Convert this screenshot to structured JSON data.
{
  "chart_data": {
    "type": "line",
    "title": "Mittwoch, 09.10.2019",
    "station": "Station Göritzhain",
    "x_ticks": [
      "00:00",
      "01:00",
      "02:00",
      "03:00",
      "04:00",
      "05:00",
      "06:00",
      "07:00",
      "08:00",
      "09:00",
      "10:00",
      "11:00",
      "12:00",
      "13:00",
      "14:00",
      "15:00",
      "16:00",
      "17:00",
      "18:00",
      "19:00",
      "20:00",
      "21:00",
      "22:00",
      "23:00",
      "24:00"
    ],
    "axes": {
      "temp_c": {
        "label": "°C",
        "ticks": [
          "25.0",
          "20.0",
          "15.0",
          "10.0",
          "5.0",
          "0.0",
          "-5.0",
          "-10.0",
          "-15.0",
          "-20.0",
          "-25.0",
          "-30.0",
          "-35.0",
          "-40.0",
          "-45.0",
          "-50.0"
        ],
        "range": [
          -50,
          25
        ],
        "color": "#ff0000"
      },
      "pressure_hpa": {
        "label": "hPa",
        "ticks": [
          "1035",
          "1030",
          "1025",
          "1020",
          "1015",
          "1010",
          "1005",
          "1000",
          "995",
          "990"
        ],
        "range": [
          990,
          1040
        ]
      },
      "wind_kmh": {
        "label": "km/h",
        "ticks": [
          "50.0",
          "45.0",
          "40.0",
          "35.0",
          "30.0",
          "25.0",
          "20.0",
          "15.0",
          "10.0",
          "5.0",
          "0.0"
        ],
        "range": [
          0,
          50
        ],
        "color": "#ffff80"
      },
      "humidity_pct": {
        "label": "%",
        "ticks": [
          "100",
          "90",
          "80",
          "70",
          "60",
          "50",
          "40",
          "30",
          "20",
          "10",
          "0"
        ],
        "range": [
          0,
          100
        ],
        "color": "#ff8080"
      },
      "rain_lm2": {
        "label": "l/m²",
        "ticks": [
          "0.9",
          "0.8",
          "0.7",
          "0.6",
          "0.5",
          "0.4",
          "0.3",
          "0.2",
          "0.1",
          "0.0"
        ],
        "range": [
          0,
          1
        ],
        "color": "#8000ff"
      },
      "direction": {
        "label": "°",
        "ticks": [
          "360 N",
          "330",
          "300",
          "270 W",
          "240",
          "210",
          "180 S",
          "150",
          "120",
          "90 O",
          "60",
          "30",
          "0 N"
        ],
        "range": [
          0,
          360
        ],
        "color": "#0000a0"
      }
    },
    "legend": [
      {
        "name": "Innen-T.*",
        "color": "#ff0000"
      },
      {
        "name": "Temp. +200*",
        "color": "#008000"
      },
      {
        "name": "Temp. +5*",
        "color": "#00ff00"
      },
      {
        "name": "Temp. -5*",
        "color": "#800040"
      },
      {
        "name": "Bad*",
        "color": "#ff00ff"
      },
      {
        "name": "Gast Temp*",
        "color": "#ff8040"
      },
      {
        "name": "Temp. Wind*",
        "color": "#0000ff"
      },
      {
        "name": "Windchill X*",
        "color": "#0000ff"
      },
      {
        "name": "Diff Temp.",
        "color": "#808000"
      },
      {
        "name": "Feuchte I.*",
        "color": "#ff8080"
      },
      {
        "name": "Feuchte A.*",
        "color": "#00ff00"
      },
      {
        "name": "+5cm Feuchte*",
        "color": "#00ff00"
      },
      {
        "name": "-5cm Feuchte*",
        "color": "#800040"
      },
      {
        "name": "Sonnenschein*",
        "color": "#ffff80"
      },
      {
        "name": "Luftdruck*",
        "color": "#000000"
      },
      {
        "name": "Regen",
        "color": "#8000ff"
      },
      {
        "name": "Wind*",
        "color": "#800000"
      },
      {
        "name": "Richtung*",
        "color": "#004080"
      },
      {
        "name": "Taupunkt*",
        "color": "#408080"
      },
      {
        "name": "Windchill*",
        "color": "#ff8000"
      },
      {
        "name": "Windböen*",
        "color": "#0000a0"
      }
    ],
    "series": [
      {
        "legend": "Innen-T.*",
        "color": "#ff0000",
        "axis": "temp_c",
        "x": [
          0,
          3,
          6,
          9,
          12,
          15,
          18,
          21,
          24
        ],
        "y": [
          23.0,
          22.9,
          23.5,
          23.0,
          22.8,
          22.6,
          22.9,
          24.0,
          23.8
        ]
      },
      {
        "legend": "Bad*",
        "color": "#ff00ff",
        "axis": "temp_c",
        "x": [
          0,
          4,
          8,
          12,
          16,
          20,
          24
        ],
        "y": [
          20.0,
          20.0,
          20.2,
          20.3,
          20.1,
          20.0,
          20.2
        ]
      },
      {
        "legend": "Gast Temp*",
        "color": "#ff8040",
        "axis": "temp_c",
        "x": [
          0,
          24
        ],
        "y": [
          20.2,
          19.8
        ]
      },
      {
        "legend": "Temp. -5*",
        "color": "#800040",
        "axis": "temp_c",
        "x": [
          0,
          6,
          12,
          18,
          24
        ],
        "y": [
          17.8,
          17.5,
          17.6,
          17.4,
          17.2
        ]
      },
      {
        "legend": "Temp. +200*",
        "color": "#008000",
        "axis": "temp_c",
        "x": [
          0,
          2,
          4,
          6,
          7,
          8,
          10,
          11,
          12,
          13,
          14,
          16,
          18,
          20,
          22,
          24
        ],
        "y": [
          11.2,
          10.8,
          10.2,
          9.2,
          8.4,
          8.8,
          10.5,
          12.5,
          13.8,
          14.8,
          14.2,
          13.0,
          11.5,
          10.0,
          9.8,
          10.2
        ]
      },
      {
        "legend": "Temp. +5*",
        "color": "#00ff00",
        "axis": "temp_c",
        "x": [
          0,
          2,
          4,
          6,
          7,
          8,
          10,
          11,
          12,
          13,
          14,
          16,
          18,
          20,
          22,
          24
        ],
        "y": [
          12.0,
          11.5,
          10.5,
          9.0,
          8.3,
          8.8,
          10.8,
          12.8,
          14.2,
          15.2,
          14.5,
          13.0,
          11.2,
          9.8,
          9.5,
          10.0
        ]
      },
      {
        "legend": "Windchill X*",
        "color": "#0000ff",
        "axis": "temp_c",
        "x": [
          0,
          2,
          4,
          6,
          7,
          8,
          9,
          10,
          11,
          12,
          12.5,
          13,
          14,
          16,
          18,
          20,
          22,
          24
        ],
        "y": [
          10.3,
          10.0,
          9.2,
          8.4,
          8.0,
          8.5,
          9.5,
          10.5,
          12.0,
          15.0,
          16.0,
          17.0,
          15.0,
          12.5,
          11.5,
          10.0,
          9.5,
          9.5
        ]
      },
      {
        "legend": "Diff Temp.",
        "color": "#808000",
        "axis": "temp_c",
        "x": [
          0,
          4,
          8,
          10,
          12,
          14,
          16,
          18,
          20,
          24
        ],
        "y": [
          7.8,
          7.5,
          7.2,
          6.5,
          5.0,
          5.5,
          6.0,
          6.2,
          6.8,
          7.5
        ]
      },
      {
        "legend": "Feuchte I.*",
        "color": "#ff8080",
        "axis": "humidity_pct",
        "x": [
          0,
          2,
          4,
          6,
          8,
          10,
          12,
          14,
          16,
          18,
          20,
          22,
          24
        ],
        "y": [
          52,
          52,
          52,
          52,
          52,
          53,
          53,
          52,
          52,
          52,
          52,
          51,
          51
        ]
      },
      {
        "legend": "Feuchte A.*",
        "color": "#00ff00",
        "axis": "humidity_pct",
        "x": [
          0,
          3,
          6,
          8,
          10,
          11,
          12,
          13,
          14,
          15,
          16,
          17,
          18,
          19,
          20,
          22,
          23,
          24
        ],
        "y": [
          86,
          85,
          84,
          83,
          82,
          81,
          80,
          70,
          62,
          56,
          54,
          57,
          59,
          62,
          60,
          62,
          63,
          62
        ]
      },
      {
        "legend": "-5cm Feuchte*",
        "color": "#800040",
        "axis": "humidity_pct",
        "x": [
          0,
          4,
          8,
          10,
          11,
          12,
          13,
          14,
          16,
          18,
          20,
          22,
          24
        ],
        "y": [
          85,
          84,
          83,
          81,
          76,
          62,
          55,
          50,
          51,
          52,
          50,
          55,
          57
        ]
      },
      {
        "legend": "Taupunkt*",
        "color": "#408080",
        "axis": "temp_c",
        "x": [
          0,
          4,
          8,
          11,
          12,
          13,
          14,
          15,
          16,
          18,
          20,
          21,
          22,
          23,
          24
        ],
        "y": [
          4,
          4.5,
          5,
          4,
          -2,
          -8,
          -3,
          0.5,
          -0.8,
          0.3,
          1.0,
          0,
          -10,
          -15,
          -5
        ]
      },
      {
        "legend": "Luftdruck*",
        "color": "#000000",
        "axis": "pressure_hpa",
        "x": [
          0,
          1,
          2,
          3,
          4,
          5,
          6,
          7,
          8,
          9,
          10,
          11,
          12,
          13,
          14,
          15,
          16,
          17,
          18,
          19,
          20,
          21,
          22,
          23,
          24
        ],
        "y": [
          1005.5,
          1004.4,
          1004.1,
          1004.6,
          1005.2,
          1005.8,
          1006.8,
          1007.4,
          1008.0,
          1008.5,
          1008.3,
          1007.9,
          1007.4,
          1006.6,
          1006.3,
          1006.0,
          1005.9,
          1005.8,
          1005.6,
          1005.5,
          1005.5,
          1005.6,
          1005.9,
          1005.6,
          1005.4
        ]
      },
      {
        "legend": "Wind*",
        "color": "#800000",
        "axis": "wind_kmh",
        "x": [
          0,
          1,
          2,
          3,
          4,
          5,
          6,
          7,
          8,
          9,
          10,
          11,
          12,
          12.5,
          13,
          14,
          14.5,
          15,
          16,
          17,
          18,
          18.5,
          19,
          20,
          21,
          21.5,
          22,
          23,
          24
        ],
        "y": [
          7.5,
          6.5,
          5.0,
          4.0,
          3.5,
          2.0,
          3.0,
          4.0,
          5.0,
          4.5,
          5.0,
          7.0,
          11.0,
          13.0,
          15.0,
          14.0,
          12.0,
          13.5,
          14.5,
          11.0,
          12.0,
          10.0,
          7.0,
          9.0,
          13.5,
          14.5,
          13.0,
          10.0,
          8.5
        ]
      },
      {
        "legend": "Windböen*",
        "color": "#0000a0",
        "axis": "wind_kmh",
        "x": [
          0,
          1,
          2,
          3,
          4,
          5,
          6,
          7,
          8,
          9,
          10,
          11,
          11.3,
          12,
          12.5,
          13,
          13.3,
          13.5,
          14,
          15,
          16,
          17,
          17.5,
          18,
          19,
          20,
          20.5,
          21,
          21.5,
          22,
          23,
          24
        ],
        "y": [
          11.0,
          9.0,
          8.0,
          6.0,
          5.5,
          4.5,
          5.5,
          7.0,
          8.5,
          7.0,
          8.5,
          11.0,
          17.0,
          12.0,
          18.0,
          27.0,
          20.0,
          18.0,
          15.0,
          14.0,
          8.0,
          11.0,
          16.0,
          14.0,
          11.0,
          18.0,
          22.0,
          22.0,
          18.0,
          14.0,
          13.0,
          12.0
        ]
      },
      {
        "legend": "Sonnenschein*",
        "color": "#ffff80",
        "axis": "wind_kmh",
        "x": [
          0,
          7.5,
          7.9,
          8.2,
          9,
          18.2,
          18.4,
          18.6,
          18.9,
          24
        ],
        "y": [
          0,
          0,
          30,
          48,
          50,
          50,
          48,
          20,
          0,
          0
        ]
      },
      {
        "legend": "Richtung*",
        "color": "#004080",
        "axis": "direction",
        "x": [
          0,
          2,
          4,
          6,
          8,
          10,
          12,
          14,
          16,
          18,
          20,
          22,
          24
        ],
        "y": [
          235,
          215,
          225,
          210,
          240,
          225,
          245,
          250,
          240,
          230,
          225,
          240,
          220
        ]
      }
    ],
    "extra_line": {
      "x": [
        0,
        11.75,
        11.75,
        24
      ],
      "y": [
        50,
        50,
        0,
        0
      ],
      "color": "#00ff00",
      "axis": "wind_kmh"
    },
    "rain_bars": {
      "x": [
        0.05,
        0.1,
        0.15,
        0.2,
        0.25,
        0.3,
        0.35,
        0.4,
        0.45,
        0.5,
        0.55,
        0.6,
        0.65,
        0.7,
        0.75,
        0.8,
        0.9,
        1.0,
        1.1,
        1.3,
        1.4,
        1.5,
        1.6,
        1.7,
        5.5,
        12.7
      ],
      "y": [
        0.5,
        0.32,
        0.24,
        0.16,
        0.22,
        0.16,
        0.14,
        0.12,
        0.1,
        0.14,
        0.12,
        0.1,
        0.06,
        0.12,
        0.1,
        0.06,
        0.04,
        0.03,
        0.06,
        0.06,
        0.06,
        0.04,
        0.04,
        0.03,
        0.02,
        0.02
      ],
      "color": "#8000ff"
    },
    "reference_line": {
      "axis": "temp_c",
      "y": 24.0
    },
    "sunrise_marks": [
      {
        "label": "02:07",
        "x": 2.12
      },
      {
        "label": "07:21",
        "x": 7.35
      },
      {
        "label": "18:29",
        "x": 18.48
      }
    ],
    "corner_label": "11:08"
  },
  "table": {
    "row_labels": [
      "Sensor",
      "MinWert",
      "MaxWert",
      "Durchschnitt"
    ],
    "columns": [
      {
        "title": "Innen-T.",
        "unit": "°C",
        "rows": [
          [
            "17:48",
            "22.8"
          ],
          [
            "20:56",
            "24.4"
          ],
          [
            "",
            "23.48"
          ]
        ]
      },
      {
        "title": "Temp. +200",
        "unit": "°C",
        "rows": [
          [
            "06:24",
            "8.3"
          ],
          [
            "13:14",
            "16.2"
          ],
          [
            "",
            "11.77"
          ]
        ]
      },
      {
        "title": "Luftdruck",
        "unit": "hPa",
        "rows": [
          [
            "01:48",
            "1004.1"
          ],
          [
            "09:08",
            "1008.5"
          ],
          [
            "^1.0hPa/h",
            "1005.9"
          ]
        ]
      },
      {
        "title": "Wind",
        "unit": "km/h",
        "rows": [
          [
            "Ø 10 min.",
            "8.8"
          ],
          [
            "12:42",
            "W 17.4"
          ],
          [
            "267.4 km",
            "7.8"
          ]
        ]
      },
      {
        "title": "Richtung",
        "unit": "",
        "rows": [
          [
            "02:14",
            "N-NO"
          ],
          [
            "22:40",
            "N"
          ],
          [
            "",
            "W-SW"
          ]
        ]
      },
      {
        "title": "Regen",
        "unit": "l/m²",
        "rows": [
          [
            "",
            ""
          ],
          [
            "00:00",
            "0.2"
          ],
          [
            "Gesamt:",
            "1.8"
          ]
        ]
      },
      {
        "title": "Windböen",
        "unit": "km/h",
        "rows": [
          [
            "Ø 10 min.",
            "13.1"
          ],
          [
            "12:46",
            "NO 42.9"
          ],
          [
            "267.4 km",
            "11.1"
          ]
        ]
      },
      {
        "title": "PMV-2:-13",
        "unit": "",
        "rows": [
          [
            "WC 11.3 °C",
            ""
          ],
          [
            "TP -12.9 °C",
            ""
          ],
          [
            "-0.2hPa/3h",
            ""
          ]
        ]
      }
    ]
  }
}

--------------------

- [Directions for this task]
Count how many lines in the data above hold the string "Luftdruck", and give the number with no other words.

- [Exercise output]
3